→ Record list

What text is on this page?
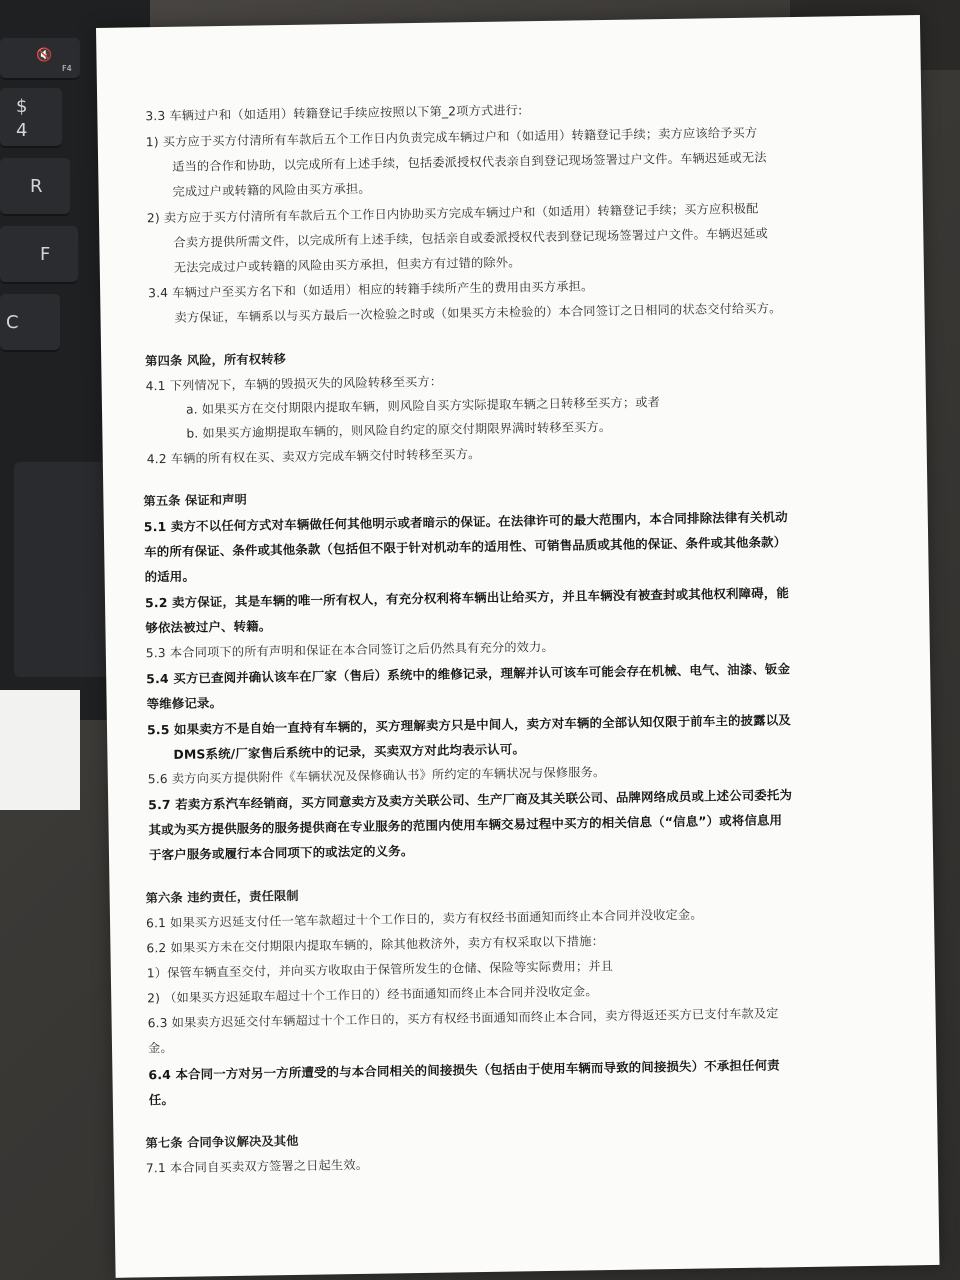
🔇
F4
$
4
R
F
C
3.3 车辆过户和（如适用）转籍登记手续应按照以下第_2项方式进行:
1) 买方应于买方付清所有车款后五个工作日内负责完成车辆过户和（如适用）转籍登记手续；卖方应该给予买方
适当的合作和协助，以完成所有上述手续，包括委派授权代表亲自到登记现场签署过户文件。车辆迟延或无法
完成过户或转籍的风险由买方承担。
2) 卖方应于买方付清所有车款后五个工作日内协助买方完成车辆过户和（如适用）转籍登记手续；买方应积极配
合卖方提供所需文件，以完成所有上述手续，包括亲自或委派授权代表到登记现场签署过户文件。车辆迟延或
无法完成过户或转籍的风险由买方承担，但卖方有过错的除外。
3.4 车辆过户至买方名下和（如适用）相应的转籍手续所产生的费用由买方承担。
卖方保证，车辆系以与买方最后一次检验之时或（如果买方未检验的）本合同签订之日相同的状态交付给买方。
第四条 风险，所有权转移
4.1 下列情况下，车辆的毁损灭失的风险转移至买方：
a. 如果买方在交付期限内提取车辆，则风险自买方实际提取车辆之日转移至买方；或者
b. 如果买方逾期提取车辆的，则风险自约定的原交付期限界满时转移至买方。
4.2 车辆的所有权在买、卖双方完成车辆交付时转移至买方。
第五条 保证和声明
5.1 卖方不以任何方式对车辆做任何其他明示或者暗示的保证。在法律许可的最大范围内，本合同排除法律有关机动
车的所有保证、条件或其他条款（包括但不限于针对机动车的适用性、可销售品质或其他的保证、条件或其他条款）
的适用。
5.2 卖方保证，其是车辆的唯一所有权人，有充分权利将车辆出让给买方，并且车辆没有被查封或其他权利障碍，能
够依法被过户、转籍。
5.3 本合同项下的所有声明和保证在本合同签订之后仍然具有充分的效力。
5.4 买方已查阅并确认该车在厂家（售后）系统中的维修记录，理解并认可该车可能会存在机械、电气、油漆、钣金
等维修记录。
5.5 如果卖方不是自始一直持有车辆的，买方理解卖方只是中间人，卖方对车辆的全部认知仅限于前车主的披露以及
DMS系统/厂家售后系统中的记录，买卖双方对此均表示认可。
5.6 卖方向买方提供附件《车辆状况及保修确认书》所约定的车辆状况与保修服务。
5.7 若卖方系汽车经销商，买方同意卖方及卖方关联公司、生产厂商及其关联公司、品牌网络成员或上述公司委托为
其或为买方提供服务的服务提供商在专业服务的范围内使用车辆交易过程中买方的相关信息（“信息”）或将信息用
于客户服务或履行本合同项下的或法定的义务。
第六条 违约责任，责任限制
6.1 如果买方迟延支付任一笔车款超过十个工作日的，卖方有权经书面通知而终止本合同并没收定金。
6.2 如果买方未在交付期限内提取车辆的，除其他救济外，卖方有权采取以下措施：
1）保管车辆直至交付，并向买方收取由于保管所发生的仓储、保险等实际费用；并且
2) （如果买方迟延取车超过十个工作日的）经书面通知而终止本合同并没收定金。
6.3 如果卖方迟延交付车辆超过十个工作日的，买方有权经书面通知而终止本合同，卖方得返还买方已支付车款及定
金。
6.4 本合同一方对另一方所遭受的与本合同相关的间接损失（包括由于使用车辆而导致的间接损失）不承担任何责
任。
第七条 合同争议解决及其他
7.1 本合同自买卖双方签署之日起生效。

→ Exercise directions
Return the material word for word. Pictures are not part of the copy.

→ Final result
What text is on this page?
🔇
F4
$
4
R
F
C
3.3 车辆过户和（如适用）转籍登记手续应按照以下第_2项方式进行:
1) 买方应于买方付清所有车款后五个工作日内负责完成车辆过户和（如适用）转籍登记手续；卖方应该给予买方
适当的合作和协助，以完成所有上述手续，包括委派授权代表亲自到登记现场签署过户文件。车辆迟延或无法
完成过户或转籍的风险由买方承担。
2) 卖方应于买方付清所有车款后五个工作日内协助买方完成车辆过户和（如适用）转籍登记手续；买方应积极配
合卖方提供所需文件，以完成所有上述手续，包括亲自或委派授权代表到登记现场签署过户文件。车辆迟延或
无法完成过户或转籍的风险由买方承担，但卖方有过错的除外。
3.4 车辆过户至买方名下和（如适用）相应的转籍手续所产生的费用由买方承担。
卖方保证，车辆系以与买方最后一次检验之时或（如果买方未检验的）本合同签订之日相同的状态交付给买方。
第四条 风险，所有权转移
4.1 下列情况下，车辆的毁损灭失的风险转移至买方：
a. 如果买方在交付期限内提取车辆，则风险自买方实际提取车辆之日转移至买方；或者
b. 如果买方逾期提取车辆的，则风险自约定的原交付期限界满时转移至买方。
4.2 车辆的所有权在买、卖双方完成车辆交付时转移至买方。
第五条 保证和声明
5.1 卖方不以任何方式对车辆做任何其他明示或者暗示的保证。在法律许可的最大范围内，本合同排除法律有关机动
车的所有保证、条件或其他条款（包括但不限于针对机动车的适用性、可销售品质或其他的保证、条件或其他条款）
的适用。
5.2 卖方保证，其是车辆的唯一所有权人，有充分权利将车辆出让给买方，并且车辆没有被查封或其他权利障碍，能
够依法被过户、转籍。
5.3 本合同项下的所有声明和保证在本合同签订之后仍然具有充分的效力。
5.4 买方已查阅并确认该车在厂家（售后）系统中的维修记录，理解并认可该车可能会存在机械、电气、油漆、钣金
等维修记录。
5.5 如果卖方不是自始一直持有车辆的，买方理解卖方只是中间人，卖方对车辆的全部认知仅限于前车主的披露以及
DMS系统/厂家售后系统中的记录，买卖双方对此均表示认可。
5.6 卖方向买方提供附件《车辆状况及保修确认书》所约定的车辆状况与保修服务。
5.7 若卖方系汽车经销商，买方同意卖方及卖方关联公司、生产厂商及其关联公司、品牌网络成员或上述公司委托为
其或为买方提供服务的服务提供商在专业服务的范围内使用车辆交易过程中买方的相关信息（“信息”）或将信息用
于客户服务或履行本合同项下的或法定的义务。
第六条 违约责任，责任限制
6.1 如果买方迟延支付任一笔车款超过十个工作日的，卖方有权经书面通知而终止本合同并没收定金。
6.2 如果买方未在交付期限内提取车辆的，除其他救济外，卖方有权采取以下措施：
1）保管车辆直至交付，并向买方收取由于保管所发生的仓储、保险等实际费用；并且
2) （如果买方迟延取车超过十个工作日的）经书面通知而终止本合同并没收定金。
6.3 如果卖方迟延交付车辆超过十个工作日的，买方有权经书面通知而终止本合同，卖方得返还买方已支付车款及定
金。
6.4 本合同一方对另一方所遭受的与本合同相关的间接损失（包括由于使用车辆而导致的间接损失）不承担任何责
任。
第七条 合同争议解决及其他
7.1 本合同自买卖双方签署之日起生效。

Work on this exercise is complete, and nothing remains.